*YOUR GOAL*:
In the records that follow, locate every line with "Validation" and extract it.

[start RECORDED INFORMATION]

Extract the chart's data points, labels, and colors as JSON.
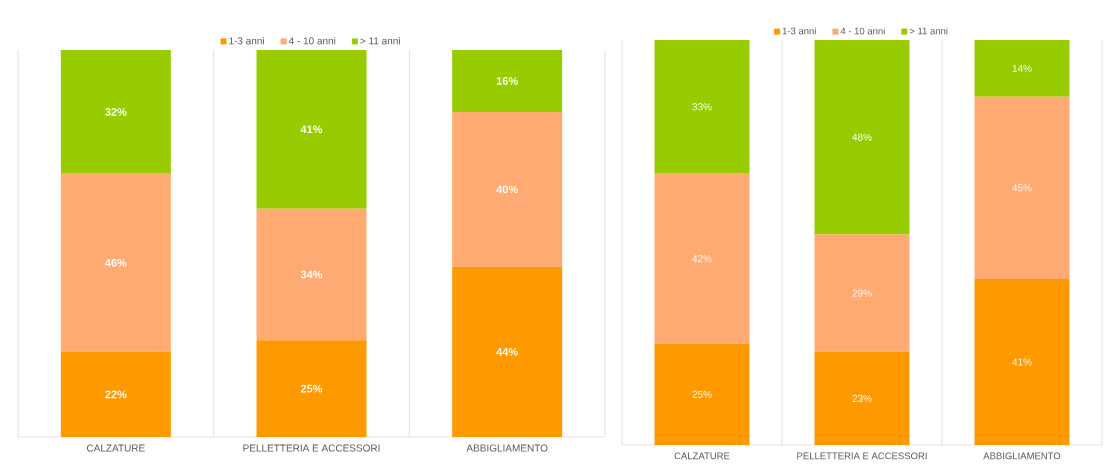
{
  "chart_data": [
    {
      "type": "bar",
      "stacked": true,
      "categories": [
        "CALZATURE",
        "PELLETTERIA  E  ACCESSORI",
        "ABBIGLIAMENTO"
      ],
      "legend": "top",
      "grid": "x",
      "series": [
        {
          "name": "1-3 anni",
          "color": "#ff9900",
          "values": [
            22,
            25,
            44
          ],
          "value_labels": [
            "22%",
            "25%",
            "44%"
          ]
        },
        {
          "name": "4 - 10 anni",
          "color": "#ffaa72",
          "values": [
            46,
            34,
            40
          ],
          "value_labels": [
            "46%",
            "34%",
            "40%"
          ]
        },
        {
          "name": "> 11 anni",
          "color": "#99cc00",
          "values": [
            32,
            41,
            16
          ],
          "value_labels": [
            "32%",
            "41%",
            "16%"
          ]
        }
      ]
    },
    {
      "type": "bar",
      "stacked": true,
      "categories": [
        "CALZATURE",
        "PELLETTERIA  E  ACCESSORI",
        "ABBIGLIAMENTO"
      ],
      "legend": "top",
      "grid": "x",
      "series": [
        {
          "name": "1-3 anni",
          "color": "#ff9900",
          "values": [
            25,
            23,
            41
          ],
          "value_labels": [
            "25%",
            "23%",
            "41%"
          ]
        },
        {
          "name": "4 - 10 anni",
          "color": "#ffaa72",
          "values": [
            42,
            29,
            45
          ],
          "value_labels": [
            "42%",
            "29%",
            "45%"
          ]
        },
        {
          "name": "> 11 anni",
          "color": "#99cc00",
          "values": [
            33,
            48,
            14
          ],
          "value_labels": [
            "33%",
            "48%",
            "14%"
          ]
        }
      ]
    }
  ]
}
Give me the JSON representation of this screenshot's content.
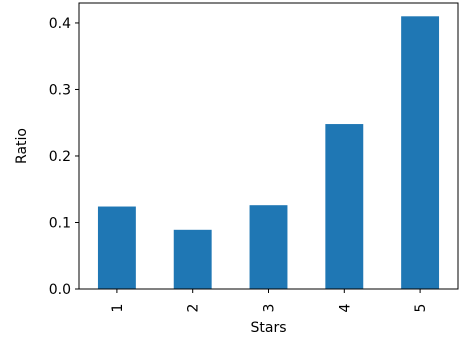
{
  "chart_data": {
    "type": "bar",
    "title": "",
    "xlabel": "Stars",
    "ylabel": "Ratio",
    "categories": [
      "1",
      "2",
      "3",
      "4",
      "5"
    ],
    "values": [
      0.124,
      0.089,
      0.126,
      0.248,
      0.41
    ],
    "ylim": [
      0,
      0.43
    ],
    "yticks": [
      "0.0",
      "0.1",
      "0.2",
      "0.3",
      "0.4"
    ],
    "bar_color": "#1f77b4",
    "grid": false,
    "legend": "none"
  }
}
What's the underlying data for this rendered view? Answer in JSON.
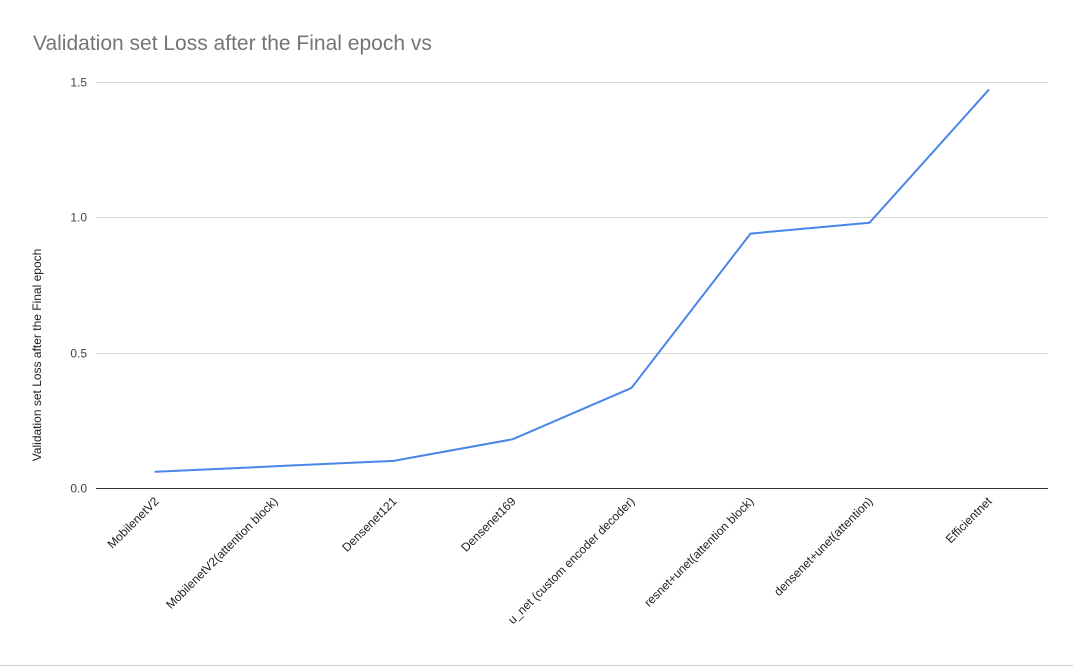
{
  "chart_data": {
    "type": "line",
    "title": "Validation set Loss after the Final epoch vs",
    "xlabel": "",
    "ylabel": "Validation set Loss after the Final epoch",
    "categories": [
      "MobilenetV2",
      "MobilenetV2(attention block)",
      "Densenet121",
      "Densenet169",
      "u_net (custom encoder decoder)",
      "resnet+unet(attention block)",
      "densenet+unet(attention)",
      "Efficientnet"
    ],
    "series": [
      {
        "values": [
          0.06,
          0.08,
          0.1,
          0.18,
          0.37,
          0.94,
          0.98,
          1.47
        ],
        "color": "#4a86e8"
      }
    ],
    "ylim": [
      0,
      1.5
    ],
    "yticks": [
      "0.0",
      "0.5",
      "1.0",
      "1.5"
    ],
    "yticks_values": [
      0,
      0.5,
      1.0,
      1.5
    ],
    "grid": true,
    "legend": "none"
  }
}
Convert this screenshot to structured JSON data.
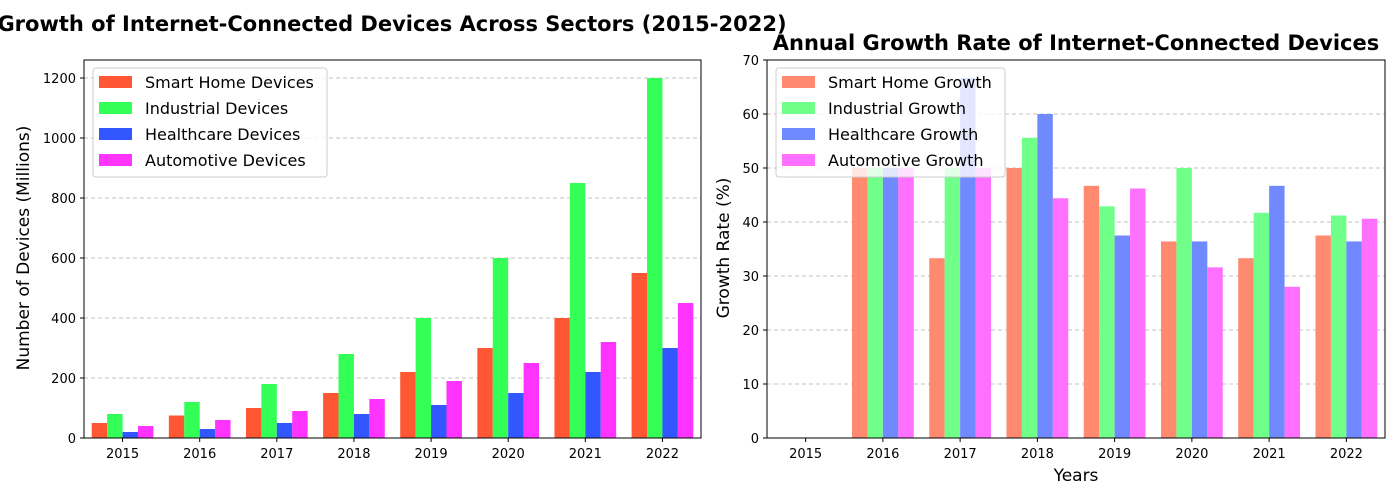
{
  "chart_data": [
    {
      "type": "bar",
      "title": "Growth of Internet-Connected Devices Across Sectors (2015-2022)",
      "xlabel": "",
      "ylabel": "Number of Devices (Millions)",
      "categories": [
        "2015",
        "2016",
        "2017",
        "2018",
        "2019",
        "2020",
        "2021",
        "2022"
      ],
      "ylim": [
        0,
        1260
      ],
      "yticks": [
        0,
        200,
        400,
        600,
        800,
        1000,
        1200
      ],
      "grid": "y-dashed",
      "legend_position": "top-left",
      "series": [
        {
          "name": "Smart Home Devices",
          "color": "#ff5733",
          "values": [
            50,
            75,
            100,
            150,
            220,
            300,
            400,
            550
          ]
        },
        {
          "name": "Industrial Devices",
          "color": "#33ff57",
          "values": [
            80,
            120,
            180,
            280,
            400,
            600,
            850,
            1200
          ]
        },
        {
          "name": "Healthcare Devices",
          "color": "#3357ff",
          "values": [
            20,
            30,
            50,
            80,
            110,
            150,
            220,
            300
          ]
        },
        {
          "name": "Automotive Devices",
          "color": "#ff33ff",
          "values": [
            40,
            60,
            90,
            130,
            190,
            250,
            320,
            450
          ]
        }
      ]
    },
    {
      "type": "bar",
      "title": "Annual Growth Rate of Internet-Connected Devices",
      "xlabel": "Years",
      "ylabel": "Growth Rate (%)",
      "categories": [
        "2015",
        "2016",
        "2017",
        "2018",
        "2019",
        "2020",
        "2021",
        "2022"
      ],
      "ylim": [
        0,
        70
      ],
      "yticks": [
        0,
        10,
        20,
        30,
        40,
        50,
        60,
        70
      ],
      "grid": "y-dashed",
      "legend_position": "top-left",
      "series": [
        {
          "name": "Smart Home Growth",
          "color": "#ff8a70",
          "values": [
            0,
            50,
            33.3,
            50,
            46.7,
            36.4,
            33.3,
            37.5
          ]
        },
        {
          "name": "Industrial Growth",
          "color": "#70ff89",
          "values": [
            0,
            50,
            50,
            55.6,
            42.9,
            50,
            41.7,
            41.2
          ]
        },
        {
          "name": "Healthcare Growth",
          "color": "#7089ff",
          "values": [
            0,
            50,
            66.7,
            60,
            37.5,
            36.4,
            46.7,
            36.4
          ]
        },
        {
          "name": "Automotive Growth",
          "color": "#ff70ff",
          "values": [
            0,
            50,
            50,
            44.4,
            46.2,
            31.6,
            28,
            40.6
          ]
        }
      ]
    }
  ]
}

[end RECORDED INFORMATION]

*EXERCISE SOLUTION*:
    "title": "Validation set Loss after the Final epoch vs",
    "ylabel": "Validation set Loss after the Final epoch",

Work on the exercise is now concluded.